◆ Aim of the exercise: Exactly as given, repeat all of the entries.

>> BEGIN Given data

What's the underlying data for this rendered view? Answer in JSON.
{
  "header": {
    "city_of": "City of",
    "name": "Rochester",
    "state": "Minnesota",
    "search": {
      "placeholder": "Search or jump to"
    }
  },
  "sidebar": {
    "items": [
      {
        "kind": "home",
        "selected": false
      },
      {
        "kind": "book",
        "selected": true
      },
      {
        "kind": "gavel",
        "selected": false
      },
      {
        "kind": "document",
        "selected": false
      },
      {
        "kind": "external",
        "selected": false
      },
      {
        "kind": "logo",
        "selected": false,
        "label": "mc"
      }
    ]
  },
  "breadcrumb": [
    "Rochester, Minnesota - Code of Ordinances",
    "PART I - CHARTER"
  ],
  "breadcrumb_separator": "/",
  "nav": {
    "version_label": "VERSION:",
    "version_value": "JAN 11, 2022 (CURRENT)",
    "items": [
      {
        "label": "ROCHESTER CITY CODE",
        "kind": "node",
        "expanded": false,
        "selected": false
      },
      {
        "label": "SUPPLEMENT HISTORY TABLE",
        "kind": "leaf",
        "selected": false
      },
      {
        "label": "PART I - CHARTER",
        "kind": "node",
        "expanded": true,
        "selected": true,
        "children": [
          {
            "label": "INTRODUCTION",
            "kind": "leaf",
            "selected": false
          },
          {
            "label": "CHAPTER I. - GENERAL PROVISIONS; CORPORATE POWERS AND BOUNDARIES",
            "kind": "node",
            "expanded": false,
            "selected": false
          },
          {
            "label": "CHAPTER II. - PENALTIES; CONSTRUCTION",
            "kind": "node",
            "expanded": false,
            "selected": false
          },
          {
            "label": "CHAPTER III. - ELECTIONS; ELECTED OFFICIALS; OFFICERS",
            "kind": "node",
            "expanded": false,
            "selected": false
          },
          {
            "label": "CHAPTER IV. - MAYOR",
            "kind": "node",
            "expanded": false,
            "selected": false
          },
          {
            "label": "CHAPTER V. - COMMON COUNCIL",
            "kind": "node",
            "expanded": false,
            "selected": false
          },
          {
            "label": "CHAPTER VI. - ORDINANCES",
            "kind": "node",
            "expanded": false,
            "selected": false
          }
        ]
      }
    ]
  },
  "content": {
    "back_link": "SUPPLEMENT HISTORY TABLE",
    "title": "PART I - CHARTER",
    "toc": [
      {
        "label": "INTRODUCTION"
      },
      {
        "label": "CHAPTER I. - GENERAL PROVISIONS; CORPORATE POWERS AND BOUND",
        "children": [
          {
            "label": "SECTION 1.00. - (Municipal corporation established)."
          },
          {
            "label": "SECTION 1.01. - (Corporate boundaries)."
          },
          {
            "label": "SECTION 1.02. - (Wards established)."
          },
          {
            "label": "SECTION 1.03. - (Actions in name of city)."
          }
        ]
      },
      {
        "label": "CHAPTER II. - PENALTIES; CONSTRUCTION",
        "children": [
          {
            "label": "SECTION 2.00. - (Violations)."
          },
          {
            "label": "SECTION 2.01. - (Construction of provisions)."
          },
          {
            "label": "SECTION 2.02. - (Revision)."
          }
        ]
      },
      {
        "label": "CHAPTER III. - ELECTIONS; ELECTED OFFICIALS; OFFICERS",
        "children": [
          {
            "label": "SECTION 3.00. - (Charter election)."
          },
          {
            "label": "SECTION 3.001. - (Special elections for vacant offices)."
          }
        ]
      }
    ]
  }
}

>> END Given data

◆ Reply:
What's the underlying data for this rendered view? Answer in JSON.
{
  "header": {
    "city_of": "City of",
    "name": "Rochester",
    "state": "Minnesota",
    "search": {
      "placeholder": "Search or jump to"
    }
  },
  "sidebar": {
    "items": [
      {
        "kind": "home",
        "selected": false
      },
      {
        "kind": "book",
        "selected": true
      },
      {
        "kind": "gavel",
        "selected": false
      },
      {
        "kind": "document",
        "selected": false
      },
      {
        "kind": "external",
        "selected": false
      },
      {
        "kind": "logo",
        "selected": false,
        "label": "mc"
      }
    ]
  },
  "breadcrumb": [
    "Rochester, Minnesota - Code of Ordinances",
    "PART I - CHARTER"
  ],
  "breadcrumb_separator": "/",
  "nav": {
    "version_label": "VERSION:",
    "version_value": "JAN 11, 2022 (CURRENT)",
    "items": [
      {
        "label": "ROCHESTER CITY CODE",
        "kind": "node",
        "expanded": false,
        "selected": false
      },
      {
        "label": "SUPPLEMENT HISTORY TABLE",
        "kind": "leaf",
        "selected": false
      },
      {
        "label": "PART I - CHARTER",
        "kind": "node",
        "expanded": true,
        "selected": true,
        "children": [
          {
            "label": "INTRODUCTION",
            "kind": "leaf",
            "selected": false
          },
          {
            "label": "CHAPTER I. - GENERAL PROVISIONS; CORPORATE POWERS AND BOUNDARIES",
            "kind": "node",
            "expanded": false,
            "selected": false
          },
          {
            "label": "CHAPTER II. - PENALTIES; CONSTRUCTION",
            "kind": "node",
            "expanded": false,
            "selected": false
          },
          {
            "label": "CHAPTER III. - ELECTIONS; ELECTED OFFICIALS; OFFICERS",
            "kind": "node",
            "expanded": false,
            "selected": false
          },
          {
            "label": "CHAPTER IV. - MAYOR",
            "kind": "node",
            "expanded": false,
            "selected": false
          },
          {
            "label": "CHAPTER V. - COMMON COUNCIL",
            "kind": "node",
            "expanded": false,
            "selected": false
          },
          {
            "label": "CHAPTER VI. - ORDINANCES",
            "kind": "node",
            "expanded": false,
            "selected": false
          }
        ]
      }
    ]
  },
  "content": {
    "back_link": "SUPPLEMENT HISTORY TABLE",
    "title": "PART I - CHARTER",
    "toc": [
      {
        "label": "INTRODUCTION"
      },
      {
        "label": "CHAPTER I. - GENERAL PROVISIONS; CORPORATE POWERS AND BOUND",
        "children": [
          {
            "label": "SECTION 1.00. - (Municipal corporation established)."
          },
          {
            "label": "SECTION 1.01. - (Corporate boundaries)."
          },
          {
            "label": "SECTION 1.02. - (Wards established)."
          },
          {
            "label": "SECTION 1.03. - (Actions in name of city)."
          }
        ]
      },
      {
        "label": "CHAPTER II. - PENALTIES; CONSTRUCTION",
        "children": [
          {
            "label": "SECTION 2.00. - (Violations)."
          },
          {
            "label": "SECTION 2.01. - (Construction of provisions)."
          },
          {
            "label": "SECTION 2.02. - (Revision)."
          }
        ]
      },
      {
        "label": "CHAPTER III. - ELECTIONS; ELECTED OFFICIALS; OFFICERS",
        "children": [
          {
            "label": "SECTION 3.00. - (Charter election)."
          },
          {
            "label": "SECTION 3.001. - (Special elections for vacant offices)."
          }
        ]
      }
    ]
  }
}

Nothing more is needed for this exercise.